■ **DOCUMENT SECTION**
I’m in Costa Rica on vacation with my family, which is exactly as decadent as it sounds. I was lavished with mimosas from sun up to sun down. Spotted dolphins swam by. The food was subpar, but the champange in the mimosas made it all worthwhile, but then every night starts to sputter and skip. The beast was small but he was there.

In reality I was torn between leaving my husband, being single or finding another man. Torn is quite the understatement. My head felt like it was going to explode - I didn't know then but I know now, that money cannot buy happiness. We were sick with disposable income at the time, but too much was never enough. Not the trip to Jamaica, Turks and Caicos, not almost all of the Carribbean. I was using money to fix problems and vacations to hide my drinking. Who didn't drink excessively on vacation? It starts and ends at the airport bar. Even my ex-husband who I consider a true social drinker, would get wasted on vacation, starting early at the airport bar. Is it a vacation if you don't get drunk at the airport bar? I couldn't wait to drink. I was restless, irritable and discontent even in Costa Rica. Apparently, nothing made me happy.

Turks and Caicos was a bucket list vacation; sadly Hollywood discovered this gem so it is now priced out of the market. Turks and Caicos is to die for. Is there a word to describe the beauty? There were coves of blond sand and copses of trees. A faint din from the waves, the smell of the barbeque. It was the vacation of my dreams but I drank my way through it. I barely remember the most expensive vacation of a lifetime. The alcohol just never stopped. It helped me to forget the tiresome tasks of everyday life.

■ **RECORDS PROVIDED**
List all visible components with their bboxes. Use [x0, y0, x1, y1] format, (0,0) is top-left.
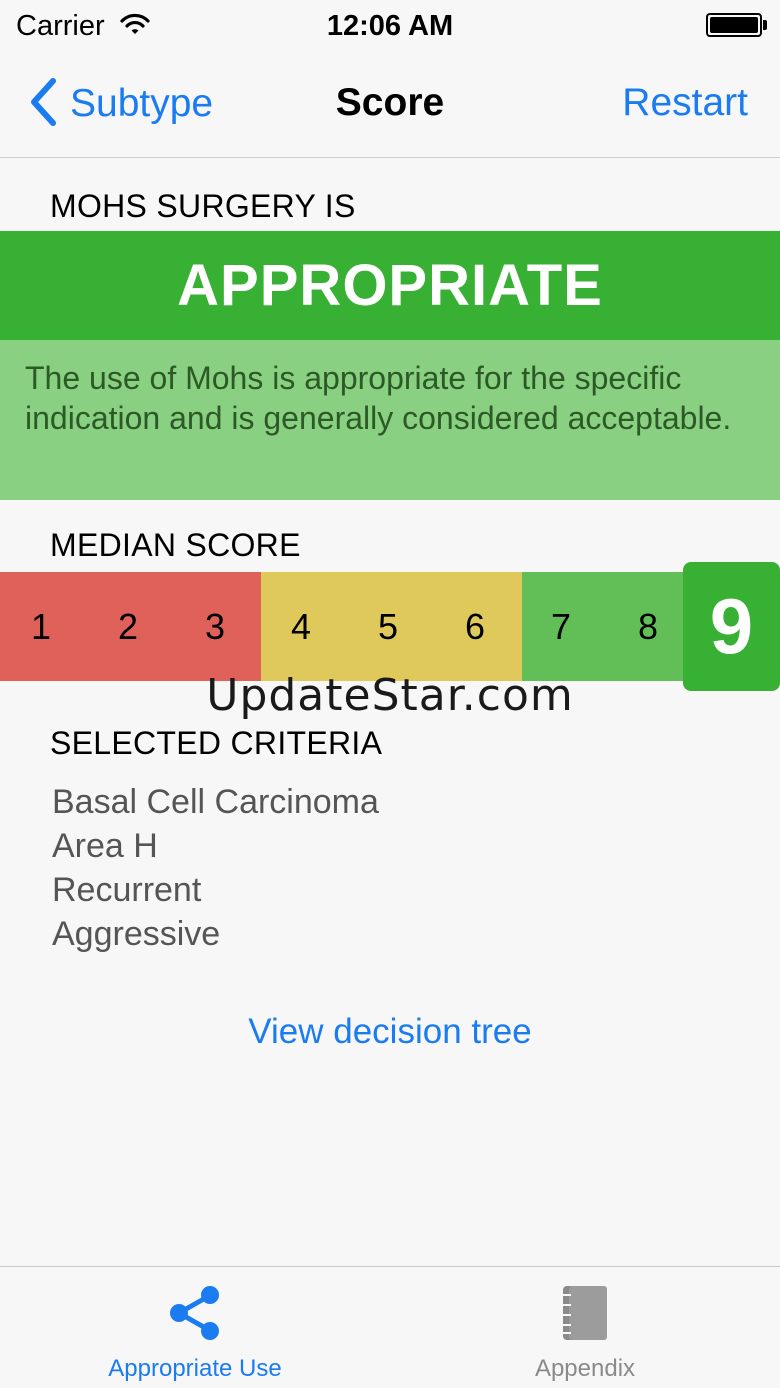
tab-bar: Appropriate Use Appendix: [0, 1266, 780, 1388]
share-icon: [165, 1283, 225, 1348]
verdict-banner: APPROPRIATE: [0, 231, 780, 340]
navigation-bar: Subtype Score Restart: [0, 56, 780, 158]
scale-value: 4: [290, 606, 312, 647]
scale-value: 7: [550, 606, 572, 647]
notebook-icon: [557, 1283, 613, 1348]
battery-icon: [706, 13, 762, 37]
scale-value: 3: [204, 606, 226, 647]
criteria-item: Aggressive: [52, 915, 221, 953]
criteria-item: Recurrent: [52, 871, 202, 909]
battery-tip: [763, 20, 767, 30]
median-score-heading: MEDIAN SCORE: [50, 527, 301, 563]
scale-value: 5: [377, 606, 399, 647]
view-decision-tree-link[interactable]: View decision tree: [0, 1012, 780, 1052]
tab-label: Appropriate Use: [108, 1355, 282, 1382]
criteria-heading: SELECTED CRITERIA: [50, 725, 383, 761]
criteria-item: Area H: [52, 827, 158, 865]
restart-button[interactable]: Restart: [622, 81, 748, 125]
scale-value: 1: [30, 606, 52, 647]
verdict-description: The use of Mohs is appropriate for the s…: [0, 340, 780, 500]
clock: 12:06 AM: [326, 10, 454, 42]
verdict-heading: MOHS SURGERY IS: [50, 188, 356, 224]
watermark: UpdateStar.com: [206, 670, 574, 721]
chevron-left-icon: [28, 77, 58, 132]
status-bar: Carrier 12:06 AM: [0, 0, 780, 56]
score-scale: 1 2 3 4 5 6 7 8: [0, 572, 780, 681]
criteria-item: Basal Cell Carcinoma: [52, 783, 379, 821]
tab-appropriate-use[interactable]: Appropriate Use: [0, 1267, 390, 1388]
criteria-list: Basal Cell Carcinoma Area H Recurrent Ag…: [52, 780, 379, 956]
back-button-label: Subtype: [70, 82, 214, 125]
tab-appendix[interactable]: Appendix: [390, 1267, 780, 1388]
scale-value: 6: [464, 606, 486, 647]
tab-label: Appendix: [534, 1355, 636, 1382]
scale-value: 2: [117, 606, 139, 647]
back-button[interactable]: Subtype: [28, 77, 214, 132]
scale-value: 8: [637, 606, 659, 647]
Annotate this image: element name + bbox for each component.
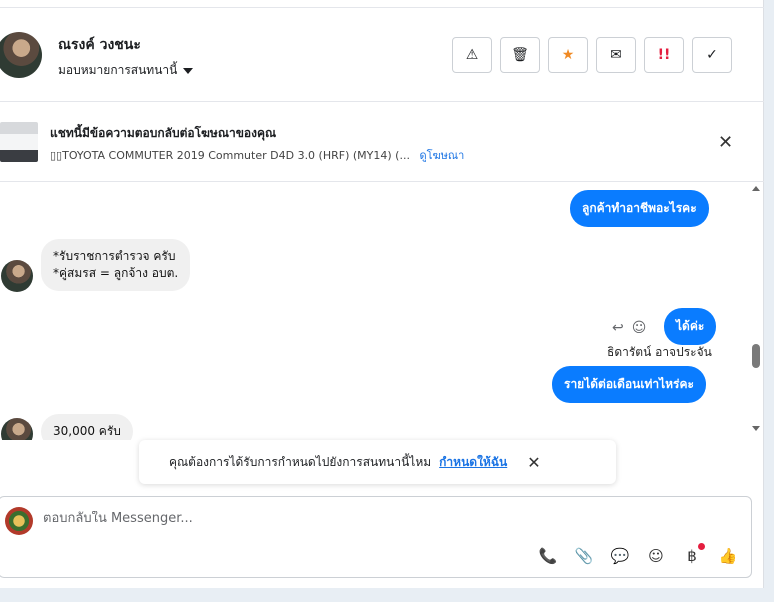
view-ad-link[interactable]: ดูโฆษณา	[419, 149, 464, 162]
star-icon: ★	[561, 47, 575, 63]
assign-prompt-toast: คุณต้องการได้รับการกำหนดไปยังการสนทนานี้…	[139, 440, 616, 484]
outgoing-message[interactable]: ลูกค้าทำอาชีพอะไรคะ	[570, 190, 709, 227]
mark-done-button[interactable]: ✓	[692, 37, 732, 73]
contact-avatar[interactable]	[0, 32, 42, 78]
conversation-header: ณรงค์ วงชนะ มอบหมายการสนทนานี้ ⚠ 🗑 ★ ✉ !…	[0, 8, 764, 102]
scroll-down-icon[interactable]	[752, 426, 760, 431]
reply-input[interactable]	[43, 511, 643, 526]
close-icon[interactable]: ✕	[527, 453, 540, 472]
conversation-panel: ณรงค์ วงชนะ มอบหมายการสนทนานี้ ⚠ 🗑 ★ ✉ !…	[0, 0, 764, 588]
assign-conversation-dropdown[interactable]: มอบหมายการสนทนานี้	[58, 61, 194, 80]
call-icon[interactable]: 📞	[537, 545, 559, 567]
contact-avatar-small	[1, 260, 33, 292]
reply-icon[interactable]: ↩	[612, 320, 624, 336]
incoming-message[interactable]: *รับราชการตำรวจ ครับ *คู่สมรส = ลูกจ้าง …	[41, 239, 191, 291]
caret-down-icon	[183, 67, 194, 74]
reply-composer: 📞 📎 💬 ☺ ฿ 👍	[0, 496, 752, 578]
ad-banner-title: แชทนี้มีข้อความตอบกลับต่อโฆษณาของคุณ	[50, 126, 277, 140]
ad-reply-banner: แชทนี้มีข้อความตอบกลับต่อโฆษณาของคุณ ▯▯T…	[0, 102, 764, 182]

■ **WHAT YOU NEED TO DO**
(a) In the vacation essay, what has happened to Turks and Caicos since Hollywood discovered it?
(b) Reproduce the passage of the vacation essay word for word, starting with "Turks and Caicos was" and going on through "of everyday life.".
The lines are separate material, apart from the vacation essay.

■ **RESPONSES FOR EACH TASK**
(a) It is now priced out of the market.

(b)
Turks and Caicos was a bucket list vacation; sadly Hollywood discovered this gem so it is now priced out of the market. Turks and Caicos is to die for. Is there a word to describe the beauty? There were coves of blond sand and copses of trees. A faint din from the waves, the smell of the barbeque. It was the vacation of my dreams but I drank my way through it. I barely remember the most expensive vacation of a lifetime. The alcohol just never stopped. It helped me to forget the tiresome tasks of everyday life.